Wandered down a very quiet side street in Sorrento and stumbled upon an amazing restaurant today; the Inn Bufalito. [My wife had seen a reference to it in one of the guide books, so we weren’t taken completely by surprise.] Incidentally, there has always been a joy in stumbling across things in the physical universe; the pleasure was not created by, nor is the sole property of, the digital world.
The sign says “Italian Slow Food and Drink” and you’d better believe it. There’s nothing hurried about this place, it’s more poco piu largamente than it is adagio. Which is a good thing. Because the food there is absolutely brilliant, and does not deserve to be rushed.
We decided to have our lunch there. Here’s what was on offer as the “specials” of the day, the blackboard dishes:
Given my predilection for different types of pasta with different types of ragu sauce, I succumbed and had a red meat dish for the first time in a fortnight, if you don’t count the odd slice of prosciutto. So I went for the paccheri al ragu di bufalo. And this is what I got:
Superb. Paccheri pasta, the big broad firehose-section tubes of pasta you see above, served with a very very slow-cooked buffalo fillet ragu. When I say slow I mean slow. Cooked overnight. Bufalo (fillets of buffalo), piccolo pomodoro (small sweetish local tomatoes), cipolle (small fresh onions), lots of garlic, celery stalks, carrots, salt, pepper, olive oil, white wine. Cooked for at least 12 hours.

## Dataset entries
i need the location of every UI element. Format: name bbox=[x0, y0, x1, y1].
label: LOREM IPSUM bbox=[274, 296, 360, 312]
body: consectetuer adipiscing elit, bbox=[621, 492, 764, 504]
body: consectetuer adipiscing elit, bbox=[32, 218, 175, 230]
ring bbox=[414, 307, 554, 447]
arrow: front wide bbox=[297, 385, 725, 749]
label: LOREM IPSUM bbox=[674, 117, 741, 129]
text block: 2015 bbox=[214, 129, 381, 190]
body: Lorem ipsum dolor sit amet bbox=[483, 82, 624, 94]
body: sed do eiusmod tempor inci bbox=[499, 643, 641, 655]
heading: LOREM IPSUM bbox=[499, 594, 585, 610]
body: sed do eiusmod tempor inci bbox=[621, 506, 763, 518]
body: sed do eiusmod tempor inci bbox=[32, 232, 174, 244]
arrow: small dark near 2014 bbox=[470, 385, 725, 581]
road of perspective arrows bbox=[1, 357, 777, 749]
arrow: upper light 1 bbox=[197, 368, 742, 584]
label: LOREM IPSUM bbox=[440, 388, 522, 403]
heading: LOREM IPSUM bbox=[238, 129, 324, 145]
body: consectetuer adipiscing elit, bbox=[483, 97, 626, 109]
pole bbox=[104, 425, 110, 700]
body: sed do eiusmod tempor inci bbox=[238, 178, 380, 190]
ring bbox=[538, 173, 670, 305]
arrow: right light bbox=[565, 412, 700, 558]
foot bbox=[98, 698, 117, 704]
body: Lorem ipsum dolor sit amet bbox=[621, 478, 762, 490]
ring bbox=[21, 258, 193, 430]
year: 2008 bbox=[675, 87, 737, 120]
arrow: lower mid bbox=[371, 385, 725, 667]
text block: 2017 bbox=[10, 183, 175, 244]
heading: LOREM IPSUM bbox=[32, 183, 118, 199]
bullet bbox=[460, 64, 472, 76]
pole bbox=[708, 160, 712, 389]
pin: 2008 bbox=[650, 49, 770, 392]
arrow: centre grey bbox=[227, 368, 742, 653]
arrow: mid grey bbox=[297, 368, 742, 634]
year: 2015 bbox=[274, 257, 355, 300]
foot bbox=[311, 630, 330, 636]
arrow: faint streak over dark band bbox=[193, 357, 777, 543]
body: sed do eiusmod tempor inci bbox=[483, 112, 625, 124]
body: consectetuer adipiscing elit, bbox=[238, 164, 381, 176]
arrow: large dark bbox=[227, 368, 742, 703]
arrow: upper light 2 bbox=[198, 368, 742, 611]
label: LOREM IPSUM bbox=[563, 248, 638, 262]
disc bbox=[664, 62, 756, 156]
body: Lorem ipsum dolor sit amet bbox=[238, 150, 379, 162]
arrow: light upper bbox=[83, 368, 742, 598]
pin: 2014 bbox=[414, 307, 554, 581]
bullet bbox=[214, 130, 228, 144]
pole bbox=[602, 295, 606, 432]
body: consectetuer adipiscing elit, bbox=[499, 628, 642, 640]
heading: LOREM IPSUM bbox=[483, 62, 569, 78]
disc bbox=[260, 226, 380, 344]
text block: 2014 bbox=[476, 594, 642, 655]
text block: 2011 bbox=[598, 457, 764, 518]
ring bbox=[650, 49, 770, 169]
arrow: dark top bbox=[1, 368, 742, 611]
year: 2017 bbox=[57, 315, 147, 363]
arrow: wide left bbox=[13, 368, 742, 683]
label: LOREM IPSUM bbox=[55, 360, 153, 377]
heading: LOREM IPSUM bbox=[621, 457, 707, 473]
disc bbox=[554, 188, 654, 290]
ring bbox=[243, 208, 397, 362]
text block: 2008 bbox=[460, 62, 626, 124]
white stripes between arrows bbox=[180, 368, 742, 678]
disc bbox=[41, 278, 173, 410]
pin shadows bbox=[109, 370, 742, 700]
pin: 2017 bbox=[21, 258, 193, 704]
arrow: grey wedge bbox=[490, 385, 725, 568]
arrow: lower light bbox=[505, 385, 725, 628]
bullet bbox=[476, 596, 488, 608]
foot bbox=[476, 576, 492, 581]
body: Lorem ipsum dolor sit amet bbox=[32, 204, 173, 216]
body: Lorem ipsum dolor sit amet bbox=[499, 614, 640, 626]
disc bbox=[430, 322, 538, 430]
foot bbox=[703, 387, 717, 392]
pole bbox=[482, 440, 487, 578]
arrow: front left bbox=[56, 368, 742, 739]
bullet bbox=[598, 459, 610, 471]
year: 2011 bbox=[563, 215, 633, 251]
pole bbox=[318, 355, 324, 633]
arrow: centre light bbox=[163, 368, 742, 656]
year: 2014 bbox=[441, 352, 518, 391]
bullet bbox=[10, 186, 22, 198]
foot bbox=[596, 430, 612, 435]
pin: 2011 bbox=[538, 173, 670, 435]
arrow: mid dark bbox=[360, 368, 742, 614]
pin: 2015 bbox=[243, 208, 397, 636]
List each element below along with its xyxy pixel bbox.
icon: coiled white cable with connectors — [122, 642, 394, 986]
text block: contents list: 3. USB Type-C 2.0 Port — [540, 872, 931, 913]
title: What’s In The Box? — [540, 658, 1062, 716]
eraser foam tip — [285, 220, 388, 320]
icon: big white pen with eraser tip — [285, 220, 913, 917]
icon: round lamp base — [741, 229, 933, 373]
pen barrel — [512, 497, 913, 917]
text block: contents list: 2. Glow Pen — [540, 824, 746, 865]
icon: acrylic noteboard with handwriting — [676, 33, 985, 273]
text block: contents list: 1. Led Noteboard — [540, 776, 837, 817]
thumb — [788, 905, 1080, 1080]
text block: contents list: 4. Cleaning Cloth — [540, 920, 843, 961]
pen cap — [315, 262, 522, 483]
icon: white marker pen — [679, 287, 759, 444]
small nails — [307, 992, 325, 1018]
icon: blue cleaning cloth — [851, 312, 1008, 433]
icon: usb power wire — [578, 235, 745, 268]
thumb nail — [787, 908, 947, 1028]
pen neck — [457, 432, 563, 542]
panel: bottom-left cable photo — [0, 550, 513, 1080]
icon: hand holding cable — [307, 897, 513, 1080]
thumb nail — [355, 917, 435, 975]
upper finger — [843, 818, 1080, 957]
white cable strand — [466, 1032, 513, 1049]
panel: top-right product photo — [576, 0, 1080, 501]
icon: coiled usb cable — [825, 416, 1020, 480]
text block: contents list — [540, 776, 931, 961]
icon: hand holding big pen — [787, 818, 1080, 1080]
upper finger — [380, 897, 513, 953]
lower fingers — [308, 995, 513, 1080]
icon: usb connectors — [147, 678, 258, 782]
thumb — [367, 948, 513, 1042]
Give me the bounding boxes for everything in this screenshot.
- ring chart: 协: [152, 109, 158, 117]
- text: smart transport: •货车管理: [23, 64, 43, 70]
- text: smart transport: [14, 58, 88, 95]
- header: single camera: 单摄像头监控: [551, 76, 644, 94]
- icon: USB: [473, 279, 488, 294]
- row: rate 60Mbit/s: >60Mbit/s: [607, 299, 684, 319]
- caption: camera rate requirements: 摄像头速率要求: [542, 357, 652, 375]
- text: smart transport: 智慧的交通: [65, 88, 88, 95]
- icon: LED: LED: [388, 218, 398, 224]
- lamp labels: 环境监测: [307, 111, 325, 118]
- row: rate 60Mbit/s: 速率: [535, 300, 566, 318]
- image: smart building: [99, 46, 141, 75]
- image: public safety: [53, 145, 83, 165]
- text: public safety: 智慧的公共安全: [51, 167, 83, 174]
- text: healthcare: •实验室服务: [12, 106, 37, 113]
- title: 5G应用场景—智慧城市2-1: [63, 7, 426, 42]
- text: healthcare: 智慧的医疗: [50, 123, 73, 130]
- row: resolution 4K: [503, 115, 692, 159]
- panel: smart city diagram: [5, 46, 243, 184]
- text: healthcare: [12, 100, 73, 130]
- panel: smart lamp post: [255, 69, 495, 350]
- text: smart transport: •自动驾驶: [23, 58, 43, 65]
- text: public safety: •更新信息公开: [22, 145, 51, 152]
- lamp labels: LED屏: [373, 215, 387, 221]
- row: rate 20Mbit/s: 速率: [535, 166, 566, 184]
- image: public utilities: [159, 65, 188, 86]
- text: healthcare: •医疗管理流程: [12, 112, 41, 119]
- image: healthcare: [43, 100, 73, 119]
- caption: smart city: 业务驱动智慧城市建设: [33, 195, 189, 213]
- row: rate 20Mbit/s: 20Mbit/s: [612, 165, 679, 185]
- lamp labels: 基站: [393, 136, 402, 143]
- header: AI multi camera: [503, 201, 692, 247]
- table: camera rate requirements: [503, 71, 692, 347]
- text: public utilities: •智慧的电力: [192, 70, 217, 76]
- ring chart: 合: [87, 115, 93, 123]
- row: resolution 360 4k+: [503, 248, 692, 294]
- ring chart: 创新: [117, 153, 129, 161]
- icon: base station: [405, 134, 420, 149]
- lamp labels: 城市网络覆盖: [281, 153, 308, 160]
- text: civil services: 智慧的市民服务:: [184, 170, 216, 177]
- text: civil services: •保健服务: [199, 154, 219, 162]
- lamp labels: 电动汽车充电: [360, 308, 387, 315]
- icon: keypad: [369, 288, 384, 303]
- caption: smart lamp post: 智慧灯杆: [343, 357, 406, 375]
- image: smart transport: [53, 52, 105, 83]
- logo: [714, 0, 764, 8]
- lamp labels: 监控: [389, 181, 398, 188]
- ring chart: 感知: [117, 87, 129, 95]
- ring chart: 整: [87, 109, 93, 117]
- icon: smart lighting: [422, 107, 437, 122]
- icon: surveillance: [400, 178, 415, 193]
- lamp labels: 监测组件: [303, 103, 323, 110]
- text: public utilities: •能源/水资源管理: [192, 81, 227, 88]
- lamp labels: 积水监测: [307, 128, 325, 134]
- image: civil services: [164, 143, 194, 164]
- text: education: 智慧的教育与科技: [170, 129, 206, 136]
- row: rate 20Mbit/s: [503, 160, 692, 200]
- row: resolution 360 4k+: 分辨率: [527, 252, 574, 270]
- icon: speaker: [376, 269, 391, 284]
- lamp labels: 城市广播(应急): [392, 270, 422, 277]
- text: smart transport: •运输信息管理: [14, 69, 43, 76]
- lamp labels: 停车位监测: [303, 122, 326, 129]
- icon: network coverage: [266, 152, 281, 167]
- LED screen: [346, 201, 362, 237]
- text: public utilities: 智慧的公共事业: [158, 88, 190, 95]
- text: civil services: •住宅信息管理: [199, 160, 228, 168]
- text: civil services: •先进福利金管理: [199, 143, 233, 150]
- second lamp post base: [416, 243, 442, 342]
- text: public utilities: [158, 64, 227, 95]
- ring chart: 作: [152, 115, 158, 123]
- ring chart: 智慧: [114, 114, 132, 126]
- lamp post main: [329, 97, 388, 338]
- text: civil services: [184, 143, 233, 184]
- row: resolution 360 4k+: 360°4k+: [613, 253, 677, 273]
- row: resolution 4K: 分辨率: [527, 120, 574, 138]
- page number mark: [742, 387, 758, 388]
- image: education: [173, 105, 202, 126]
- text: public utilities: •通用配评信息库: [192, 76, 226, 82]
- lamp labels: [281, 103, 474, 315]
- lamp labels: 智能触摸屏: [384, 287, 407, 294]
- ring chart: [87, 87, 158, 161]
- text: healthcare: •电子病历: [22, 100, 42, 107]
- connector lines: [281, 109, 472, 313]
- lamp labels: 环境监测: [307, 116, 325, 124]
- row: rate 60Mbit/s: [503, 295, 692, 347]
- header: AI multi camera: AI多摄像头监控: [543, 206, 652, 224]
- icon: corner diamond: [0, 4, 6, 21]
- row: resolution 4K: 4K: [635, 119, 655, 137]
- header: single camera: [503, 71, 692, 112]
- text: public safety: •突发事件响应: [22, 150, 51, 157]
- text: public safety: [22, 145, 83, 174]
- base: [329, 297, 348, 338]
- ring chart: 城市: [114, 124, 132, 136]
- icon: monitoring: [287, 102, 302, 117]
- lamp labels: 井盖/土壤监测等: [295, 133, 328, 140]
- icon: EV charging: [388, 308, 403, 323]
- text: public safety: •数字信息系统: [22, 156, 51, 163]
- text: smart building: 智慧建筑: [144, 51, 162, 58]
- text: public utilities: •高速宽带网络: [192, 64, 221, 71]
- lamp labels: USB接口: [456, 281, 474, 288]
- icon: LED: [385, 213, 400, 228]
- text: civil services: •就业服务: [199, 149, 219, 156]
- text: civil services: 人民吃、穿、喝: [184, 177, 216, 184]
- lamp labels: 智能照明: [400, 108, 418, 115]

## OBJECTIVES
a. Copy the stretch of the Inn Bufalito passage that opens with the words containing "Wandered down a" and closes with "to be rushed.", switching "Sorrento" to "Amalfi".
b. Go on with the Inn Bufalito passage, starting right after its last sentence.
The dataset entries are separate material, apart from the Inn Bufalito passage.

## RESULTS BY TASK
a.
Wandered down a very quiet side street in Amalfi and stumbled upon an amazing restaurant today; the Inn Bufalito. [My wife had seen a reference to it in one of the guide books, so we weren’t taken completely by surprise.] Incidentally, there has always been a joy in stumbling across things in the physical universe; the pleasure was not created by, nor is the sole property of, the digital world.
The sign says “Italian Slow Food and Drink” and you’d better believe it. There’s nothing hurried about this place, it’s more poco piu largamente than it is adagio. Which is a good thing. Because the food there is absolutely brilliant, and does not deserve to be rushed.

b.
The meal also solved a long-standing problem for me, the reason why the pasta was called paccheri. I had originally been told it had something to do with smuggling garlic centuries ago, as suggested here. Which appeared to be true. But then I’d heard that paccheri actually meant “slaps” in Neapolitan, as suggested here, and which appeared to have nothing to do with the garlic story.
The chef at the inn solved it. The answer’s both. The word means “slaps”, apparently to do with the sound the pasta makes when you try and manhandle it with a fork and knife. So that answer is right. On the other hand, paccheri was invented in order to smuggle garlic; the expensive cloves were hidden inside the tubes, and the tubes were then transported across city-state borders in order to break up some monopolies and trade barriers. So one has to do with the origin of the word, while the other had to do with the reason for its invention.
By the way, the rest of the food there wasn’t bad either. Here’s my son’s gnocchi and my daughter’s lasagne:
Cheap. Unhurried. Quiet. Good-sized meals lovingly prepared. And a fabulous taste. So if you ever happen to come by the Sorrento area, do pay a visit to the Inn Bufalito.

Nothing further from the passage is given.